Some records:
********

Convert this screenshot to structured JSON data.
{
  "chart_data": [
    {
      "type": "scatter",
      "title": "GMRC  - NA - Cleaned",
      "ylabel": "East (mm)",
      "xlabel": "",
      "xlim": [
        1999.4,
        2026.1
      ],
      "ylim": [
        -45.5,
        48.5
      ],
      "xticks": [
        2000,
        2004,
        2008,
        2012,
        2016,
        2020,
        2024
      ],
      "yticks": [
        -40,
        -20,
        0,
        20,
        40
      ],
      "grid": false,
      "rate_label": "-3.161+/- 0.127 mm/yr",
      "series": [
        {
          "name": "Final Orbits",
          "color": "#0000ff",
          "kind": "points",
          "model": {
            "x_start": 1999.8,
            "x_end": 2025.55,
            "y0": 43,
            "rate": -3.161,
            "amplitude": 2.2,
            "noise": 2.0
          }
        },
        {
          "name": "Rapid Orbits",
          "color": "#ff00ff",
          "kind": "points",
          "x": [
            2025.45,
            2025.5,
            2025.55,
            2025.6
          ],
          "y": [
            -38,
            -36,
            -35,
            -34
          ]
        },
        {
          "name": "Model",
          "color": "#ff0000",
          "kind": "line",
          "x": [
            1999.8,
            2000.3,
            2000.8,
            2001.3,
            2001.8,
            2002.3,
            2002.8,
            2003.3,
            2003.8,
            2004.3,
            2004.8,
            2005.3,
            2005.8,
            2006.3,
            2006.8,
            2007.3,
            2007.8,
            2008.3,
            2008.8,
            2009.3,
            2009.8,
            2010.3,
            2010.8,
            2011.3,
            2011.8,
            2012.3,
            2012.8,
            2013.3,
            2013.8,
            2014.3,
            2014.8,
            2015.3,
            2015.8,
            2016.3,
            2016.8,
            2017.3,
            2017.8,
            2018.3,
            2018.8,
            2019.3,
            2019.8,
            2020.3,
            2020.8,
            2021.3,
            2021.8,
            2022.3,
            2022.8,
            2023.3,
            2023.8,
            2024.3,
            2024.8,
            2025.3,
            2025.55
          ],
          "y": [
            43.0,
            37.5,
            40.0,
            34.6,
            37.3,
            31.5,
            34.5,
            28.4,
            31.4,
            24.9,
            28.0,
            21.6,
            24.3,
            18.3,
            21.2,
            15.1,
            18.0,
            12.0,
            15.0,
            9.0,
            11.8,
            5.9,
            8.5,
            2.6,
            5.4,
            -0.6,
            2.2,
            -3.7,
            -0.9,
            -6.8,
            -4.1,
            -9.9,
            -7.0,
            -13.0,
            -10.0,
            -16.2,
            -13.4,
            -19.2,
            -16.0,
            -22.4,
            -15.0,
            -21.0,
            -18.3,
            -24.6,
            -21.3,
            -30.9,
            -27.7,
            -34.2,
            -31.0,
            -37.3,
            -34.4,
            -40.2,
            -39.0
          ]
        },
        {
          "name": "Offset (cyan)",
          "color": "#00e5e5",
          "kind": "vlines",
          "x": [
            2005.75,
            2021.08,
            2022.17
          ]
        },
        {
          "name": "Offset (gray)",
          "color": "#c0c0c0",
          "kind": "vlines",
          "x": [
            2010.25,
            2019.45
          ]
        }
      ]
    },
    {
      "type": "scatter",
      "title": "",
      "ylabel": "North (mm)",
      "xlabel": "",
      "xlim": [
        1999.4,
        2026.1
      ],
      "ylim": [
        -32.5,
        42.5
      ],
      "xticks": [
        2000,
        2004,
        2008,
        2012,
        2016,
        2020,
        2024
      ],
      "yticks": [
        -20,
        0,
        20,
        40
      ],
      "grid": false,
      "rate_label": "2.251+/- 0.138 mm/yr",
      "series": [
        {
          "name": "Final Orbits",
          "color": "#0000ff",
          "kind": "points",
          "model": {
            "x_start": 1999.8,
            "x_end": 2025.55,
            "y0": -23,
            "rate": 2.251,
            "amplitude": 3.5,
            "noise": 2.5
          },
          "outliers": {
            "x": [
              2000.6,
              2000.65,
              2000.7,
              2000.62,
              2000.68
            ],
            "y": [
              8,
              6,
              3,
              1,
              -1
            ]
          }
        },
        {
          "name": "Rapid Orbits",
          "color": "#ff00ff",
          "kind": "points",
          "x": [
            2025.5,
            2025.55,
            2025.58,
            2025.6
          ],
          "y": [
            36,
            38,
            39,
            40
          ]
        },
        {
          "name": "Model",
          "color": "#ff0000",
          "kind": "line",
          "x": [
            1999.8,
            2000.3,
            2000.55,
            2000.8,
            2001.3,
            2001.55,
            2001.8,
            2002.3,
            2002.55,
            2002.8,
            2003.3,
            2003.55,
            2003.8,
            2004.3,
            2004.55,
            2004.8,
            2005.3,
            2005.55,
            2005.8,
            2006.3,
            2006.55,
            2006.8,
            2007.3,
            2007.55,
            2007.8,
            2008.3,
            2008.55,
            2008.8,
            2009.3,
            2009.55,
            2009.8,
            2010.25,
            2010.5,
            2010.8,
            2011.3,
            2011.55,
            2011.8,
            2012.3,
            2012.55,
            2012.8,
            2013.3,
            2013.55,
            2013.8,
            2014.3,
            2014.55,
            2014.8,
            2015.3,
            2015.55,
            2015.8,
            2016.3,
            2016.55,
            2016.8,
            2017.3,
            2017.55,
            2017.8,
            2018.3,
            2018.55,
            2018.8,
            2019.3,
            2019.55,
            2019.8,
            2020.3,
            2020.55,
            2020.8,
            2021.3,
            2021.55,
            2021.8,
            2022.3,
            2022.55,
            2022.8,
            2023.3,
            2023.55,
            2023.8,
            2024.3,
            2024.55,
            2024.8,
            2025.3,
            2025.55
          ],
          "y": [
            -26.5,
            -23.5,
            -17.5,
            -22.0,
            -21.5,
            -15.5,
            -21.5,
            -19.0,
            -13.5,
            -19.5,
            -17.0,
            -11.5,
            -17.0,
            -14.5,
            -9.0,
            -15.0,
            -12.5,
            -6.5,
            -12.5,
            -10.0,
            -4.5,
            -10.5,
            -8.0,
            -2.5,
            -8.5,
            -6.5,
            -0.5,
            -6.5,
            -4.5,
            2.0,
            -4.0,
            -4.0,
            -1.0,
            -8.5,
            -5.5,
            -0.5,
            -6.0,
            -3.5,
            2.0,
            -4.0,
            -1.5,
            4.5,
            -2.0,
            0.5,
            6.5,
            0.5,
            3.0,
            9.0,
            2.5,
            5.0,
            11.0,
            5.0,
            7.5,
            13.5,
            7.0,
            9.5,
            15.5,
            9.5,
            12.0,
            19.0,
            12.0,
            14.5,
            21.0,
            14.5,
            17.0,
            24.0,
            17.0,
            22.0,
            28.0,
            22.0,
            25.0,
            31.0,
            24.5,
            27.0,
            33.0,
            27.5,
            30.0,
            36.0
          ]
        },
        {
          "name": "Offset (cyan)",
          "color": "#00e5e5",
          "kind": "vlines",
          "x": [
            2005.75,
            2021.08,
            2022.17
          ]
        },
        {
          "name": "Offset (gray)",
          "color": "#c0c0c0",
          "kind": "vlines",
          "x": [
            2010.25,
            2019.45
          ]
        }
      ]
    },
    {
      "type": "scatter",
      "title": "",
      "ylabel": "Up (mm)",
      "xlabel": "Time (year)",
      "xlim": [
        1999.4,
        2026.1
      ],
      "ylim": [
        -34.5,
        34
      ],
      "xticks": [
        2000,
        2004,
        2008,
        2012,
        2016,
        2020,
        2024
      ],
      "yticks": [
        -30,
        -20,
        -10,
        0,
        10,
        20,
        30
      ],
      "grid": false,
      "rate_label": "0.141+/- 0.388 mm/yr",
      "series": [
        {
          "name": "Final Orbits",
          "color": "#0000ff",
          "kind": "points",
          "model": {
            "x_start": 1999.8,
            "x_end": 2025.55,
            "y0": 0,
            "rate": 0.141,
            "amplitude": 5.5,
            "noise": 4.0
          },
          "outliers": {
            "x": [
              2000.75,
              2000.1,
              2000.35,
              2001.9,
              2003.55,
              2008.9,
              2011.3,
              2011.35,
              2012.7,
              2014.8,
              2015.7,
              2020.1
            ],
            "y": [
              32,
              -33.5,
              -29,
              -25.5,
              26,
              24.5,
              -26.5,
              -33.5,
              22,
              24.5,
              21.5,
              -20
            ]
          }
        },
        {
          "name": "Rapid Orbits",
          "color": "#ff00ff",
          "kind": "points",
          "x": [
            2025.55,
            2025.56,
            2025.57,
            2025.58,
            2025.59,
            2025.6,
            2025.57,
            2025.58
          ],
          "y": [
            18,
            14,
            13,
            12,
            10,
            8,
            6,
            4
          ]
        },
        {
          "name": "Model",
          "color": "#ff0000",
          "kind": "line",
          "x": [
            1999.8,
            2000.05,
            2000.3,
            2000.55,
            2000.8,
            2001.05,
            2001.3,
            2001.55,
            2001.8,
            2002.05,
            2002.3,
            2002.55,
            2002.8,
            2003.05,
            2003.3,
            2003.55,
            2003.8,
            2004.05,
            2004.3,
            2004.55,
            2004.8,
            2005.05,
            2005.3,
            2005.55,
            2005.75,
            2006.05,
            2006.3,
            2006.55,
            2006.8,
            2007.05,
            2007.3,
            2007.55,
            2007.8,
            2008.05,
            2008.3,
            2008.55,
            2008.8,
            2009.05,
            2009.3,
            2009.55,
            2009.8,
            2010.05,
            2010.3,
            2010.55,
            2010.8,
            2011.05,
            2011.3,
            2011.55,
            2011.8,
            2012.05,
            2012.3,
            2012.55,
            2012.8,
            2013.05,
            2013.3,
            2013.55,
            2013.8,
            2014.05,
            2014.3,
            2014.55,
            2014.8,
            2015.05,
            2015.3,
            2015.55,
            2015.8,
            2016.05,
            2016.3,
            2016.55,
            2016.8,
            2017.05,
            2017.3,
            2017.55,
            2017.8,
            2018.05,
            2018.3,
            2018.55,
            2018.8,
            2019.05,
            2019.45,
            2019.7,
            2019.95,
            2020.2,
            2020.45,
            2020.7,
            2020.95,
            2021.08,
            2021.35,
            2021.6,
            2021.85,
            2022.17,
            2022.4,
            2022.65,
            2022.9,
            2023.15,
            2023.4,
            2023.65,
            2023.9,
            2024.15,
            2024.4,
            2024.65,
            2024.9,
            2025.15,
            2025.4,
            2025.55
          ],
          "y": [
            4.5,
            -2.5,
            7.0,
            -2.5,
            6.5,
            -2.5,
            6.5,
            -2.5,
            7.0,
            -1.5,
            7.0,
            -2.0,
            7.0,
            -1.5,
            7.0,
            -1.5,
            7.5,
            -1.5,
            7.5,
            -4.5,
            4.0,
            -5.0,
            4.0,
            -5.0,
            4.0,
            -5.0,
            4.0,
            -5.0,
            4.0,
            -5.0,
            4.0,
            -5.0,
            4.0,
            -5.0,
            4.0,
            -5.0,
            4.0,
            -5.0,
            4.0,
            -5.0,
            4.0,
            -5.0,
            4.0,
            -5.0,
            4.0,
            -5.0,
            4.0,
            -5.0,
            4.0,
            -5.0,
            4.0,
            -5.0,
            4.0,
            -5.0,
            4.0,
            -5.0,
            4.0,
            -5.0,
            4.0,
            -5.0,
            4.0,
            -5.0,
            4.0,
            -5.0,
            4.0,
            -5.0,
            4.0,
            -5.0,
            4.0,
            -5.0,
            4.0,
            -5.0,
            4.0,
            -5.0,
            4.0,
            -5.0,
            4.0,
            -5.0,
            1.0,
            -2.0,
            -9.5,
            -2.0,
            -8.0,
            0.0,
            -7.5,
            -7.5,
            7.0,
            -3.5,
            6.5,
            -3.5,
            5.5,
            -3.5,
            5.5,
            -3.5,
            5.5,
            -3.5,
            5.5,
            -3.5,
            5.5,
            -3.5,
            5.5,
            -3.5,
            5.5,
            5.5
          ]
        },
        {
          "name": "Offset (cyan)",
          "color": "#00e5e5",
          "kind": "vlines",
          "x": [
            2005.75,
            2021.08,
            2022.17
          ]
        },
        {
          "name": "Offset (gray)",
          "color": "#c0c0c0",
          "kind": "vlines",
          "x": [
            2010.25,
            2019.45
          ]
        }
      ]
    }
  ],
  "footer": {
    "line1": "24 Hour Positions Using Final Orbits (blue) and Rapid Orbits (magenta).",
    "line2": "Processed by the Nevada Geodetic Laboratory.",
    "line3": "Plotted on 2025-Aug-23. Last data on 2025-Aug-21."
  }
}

********

What the exercise asks - Identify and copy the lines holding the word "amplitude".

The completed task -
            "amplitude": 2.2,
            "amplitude": 3.5,
            "amplitude": 5.5,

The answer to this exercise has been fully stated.